_REQUIRED TASK A_
According to the travel post, which castle is Rick Steves' favorite in all of Europe?

+++ SELECTION

Friday, August 17, 2012

A Fairy-Tale Castle

Eleven days have gone by since I last wrote, and since I'm not quite done recording and reminiscing about Europe, I need to get cracking. Life is barreling along in the meantime, with a trip to and from Chicago last weekend and the day ever closer when I take my only girl off to college, far away. So, you can see, I must write, and quickly.

Our grand European adventure ended with two more castles, the biggest cathedral of all, and plenty of satisfying time with special people in the mix. Let me just say that the grandeur and variety of ancient architecture never grew boring or predictable for me. I did not once feel the words even well up in my brain, "Oh brother, ANOTHER old castle." Didn't happen. I loved it all.

And so, picking up from where I left off, it's now Thursday, July 26th and we're still staying near Ramstein Air Base with our pals the Parishes. There's a castle that she's anxious for me to see, and this actually will please Rick Steves, because it's his favorite castle in all of Europe. It's called Burg Eltz and it is unique among castles because it's never been destroyed and descendants from the original family who built it still retain possession and actually reside there.

Along the way, the car behaved beautifully until we were off the highways and driving on single-track dirt roads that crossed wheat fields. Then the gearshift did the whole disconnect thing again. Oh how our hearts dropped to our feet. This time, Amy was brilliant enough to realize that the car had actually stalled out, rather than just drifting to a stop, and knew that we had been left in some gear rather than neutral. So, she started it up, and we eased our way up the hills to the castle parking lot at a very slow pace (it turned out to be first gear), grateful that we were not still back in that wheat field.

++++++
+++ DATA ENTRIES

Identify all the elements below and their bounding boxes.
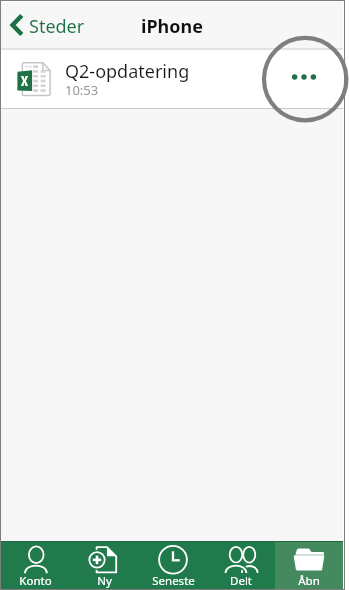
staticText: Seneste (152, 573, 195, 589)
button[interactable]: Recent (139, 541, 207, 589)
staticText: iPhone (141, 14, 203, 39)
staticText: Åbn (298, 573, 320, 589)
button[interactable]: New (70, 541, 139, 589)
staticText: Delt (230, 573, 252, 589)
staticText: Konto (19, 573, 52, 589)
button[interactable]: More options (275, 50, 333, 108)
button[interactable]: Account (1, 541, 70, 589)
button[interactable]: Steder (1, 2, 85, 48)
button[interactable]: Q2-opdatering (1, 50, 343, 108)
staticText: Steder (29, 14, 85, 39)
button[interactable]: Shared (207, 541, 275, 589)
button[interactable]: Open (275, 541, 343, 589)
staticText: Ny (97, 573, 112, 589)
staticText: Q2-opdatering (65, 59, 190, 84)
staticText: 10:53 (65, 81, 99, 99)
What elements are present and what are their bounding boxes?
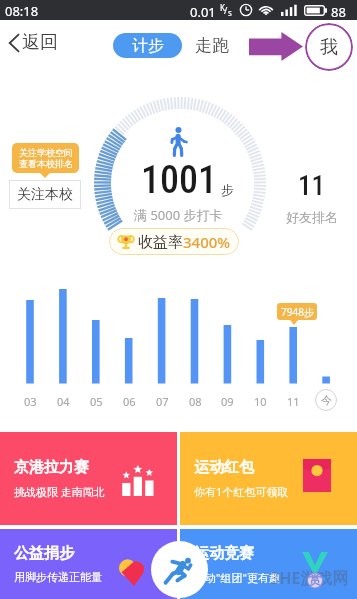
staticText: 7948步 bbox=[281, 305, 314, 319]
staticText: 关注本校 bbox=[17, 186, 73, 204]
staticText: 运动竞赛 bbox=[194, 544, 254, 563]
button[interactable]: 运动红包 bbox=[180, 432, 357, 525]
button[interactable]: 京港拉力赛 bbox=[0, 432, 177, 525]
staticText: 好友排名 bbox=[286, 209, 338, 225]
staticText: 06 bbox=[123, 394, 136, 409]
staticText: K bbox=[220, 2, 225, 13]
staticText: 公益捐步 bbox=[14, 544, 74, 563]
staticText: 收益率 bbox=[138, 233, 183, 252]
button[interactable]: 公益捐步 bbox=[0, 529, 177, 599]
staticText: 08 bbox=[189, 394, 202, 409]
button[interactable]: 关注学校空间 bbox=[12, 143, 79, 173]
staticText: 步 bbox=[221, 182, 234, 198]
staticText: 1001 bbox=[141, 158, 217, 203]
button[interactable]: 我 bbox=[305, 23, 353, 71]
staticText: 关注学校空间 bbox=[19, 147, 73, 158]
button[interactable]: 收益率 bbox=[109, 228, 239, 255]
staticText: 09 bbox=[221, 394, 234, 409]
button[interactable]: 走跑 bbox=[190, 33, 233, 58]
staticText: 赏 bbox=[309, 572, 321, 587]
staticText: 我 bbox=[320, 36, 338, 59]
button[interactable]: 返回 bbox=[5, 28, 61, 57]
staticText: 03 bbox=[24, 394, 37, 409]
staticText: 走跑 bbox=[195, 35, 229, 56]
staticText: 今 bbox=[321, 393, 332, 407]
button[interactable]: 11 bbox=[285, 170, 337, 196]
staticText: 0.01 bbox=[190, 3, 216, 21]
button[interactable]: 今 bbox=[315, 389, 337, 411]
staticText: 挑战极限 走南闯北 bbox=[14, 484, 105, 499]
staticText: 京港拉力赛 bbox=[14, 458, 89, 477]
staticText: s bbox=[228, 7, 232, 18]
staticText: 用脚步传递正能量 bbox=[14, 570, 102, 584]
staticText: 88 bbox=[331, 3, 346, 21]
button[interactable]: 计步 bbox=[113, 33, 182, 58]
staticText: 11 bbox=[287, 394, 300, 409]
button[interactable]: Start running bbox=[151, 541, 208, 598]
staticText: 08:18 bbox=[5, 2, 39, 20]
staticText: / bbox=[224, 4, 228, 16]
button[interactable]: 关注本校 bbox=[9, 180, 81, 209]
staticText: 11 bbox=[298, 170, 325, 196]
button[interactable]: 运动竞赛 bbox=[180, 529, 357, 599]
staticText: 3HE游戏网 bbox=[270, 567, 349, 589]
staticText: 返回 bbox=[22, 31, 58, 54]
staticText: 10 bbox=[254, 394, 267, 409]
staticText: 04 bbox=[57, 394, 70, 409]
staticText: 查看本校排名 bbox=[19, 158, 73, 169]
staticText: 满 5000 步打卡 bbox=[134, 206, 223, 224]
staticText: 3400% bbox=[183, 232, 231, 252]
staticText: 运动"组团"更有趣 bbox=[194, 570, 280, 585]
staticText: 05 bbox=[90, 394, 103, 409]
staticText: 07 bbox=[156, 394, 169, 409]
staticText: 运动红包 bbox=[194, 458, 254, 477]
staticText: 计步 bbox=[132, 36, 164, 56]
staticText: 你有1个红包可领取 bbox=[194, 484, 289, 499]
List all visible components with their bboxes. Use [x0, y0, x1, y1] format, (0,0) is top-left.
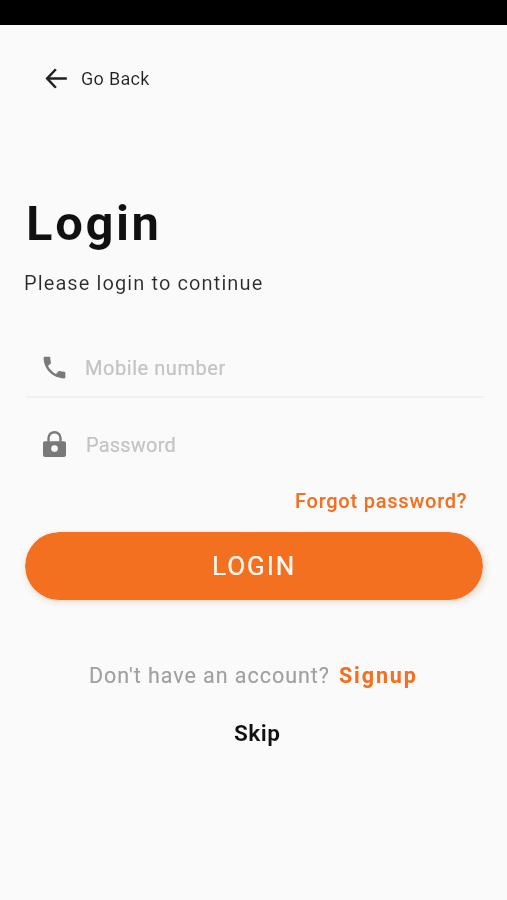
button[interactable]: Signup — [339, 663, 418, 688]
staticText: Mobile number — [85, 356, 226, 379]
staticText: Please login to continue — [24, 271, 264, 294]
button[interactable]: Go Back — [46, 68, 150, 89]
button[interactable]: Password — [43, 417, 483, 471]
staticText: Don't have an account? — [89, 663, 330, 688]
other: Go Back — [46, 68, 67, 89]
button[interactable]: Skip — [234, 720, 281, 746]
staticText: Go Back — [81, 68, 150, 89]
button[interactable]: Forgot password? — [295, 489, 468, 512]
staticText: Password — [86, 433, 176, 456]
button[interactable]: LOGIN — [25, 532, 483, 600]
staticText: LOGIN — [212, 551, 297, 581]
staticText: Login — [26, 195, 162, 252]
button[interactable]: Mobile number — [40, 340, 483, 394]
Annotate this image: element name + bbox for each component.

++++++

_REQUIRED TASK B_
From the records, duplicate the lines starting with the line that contains "staticText: 7948步 bbox=[281, 305, 314, 319]" and going on through the line that contains "staticText: 关注学校空间 bbox=[19, 147, 73, 158]".

_COMPLETE ANSWER A_
Burg Eltz.

_COMPLETE ANSWER B_
staticText: 7948步 bbox=[281, 305, 314, 319]
staticText: 关注本校 bbox=[17, 186, 73, 204]
staticText: 运动竞赛 bbox=[194, 544, 254, 563]
button[interactable]: 运动红包 bbox=[180, 432, 357, 525]
button[interactable]: 京港拉力赛 bbox=[0, 432, 177, 525]
staticText: 好友排名 bbox=[286, 209, 338, 225]
staticText: 06 bbox=[123, 394, 136, 409]
staticText: K bbox=[220, 2, 225, 13]
staticText: 公益捐步 bbox=[14, 544, 74, 563]
staticText: 收益率 bbox=[138, 233, 183, 252]
button[interactable]: 公益捐步 bbox=[0, 529, 177, 599]
staticText: 08 bbox=[189, 394, 202, 409]
button[interactable]: 关注学校空间 bbox=[12, 143, 79, 173]
staticText: 步 bbox=[221, 182, 234, 198]
staticText: 1001 bbox=[141, 158, 217, 203]
button[interactable]: 我 bbox=[305, 23, 353, 71]
staticText: 关注学校空间 bbox=[19, 147, 73, 158]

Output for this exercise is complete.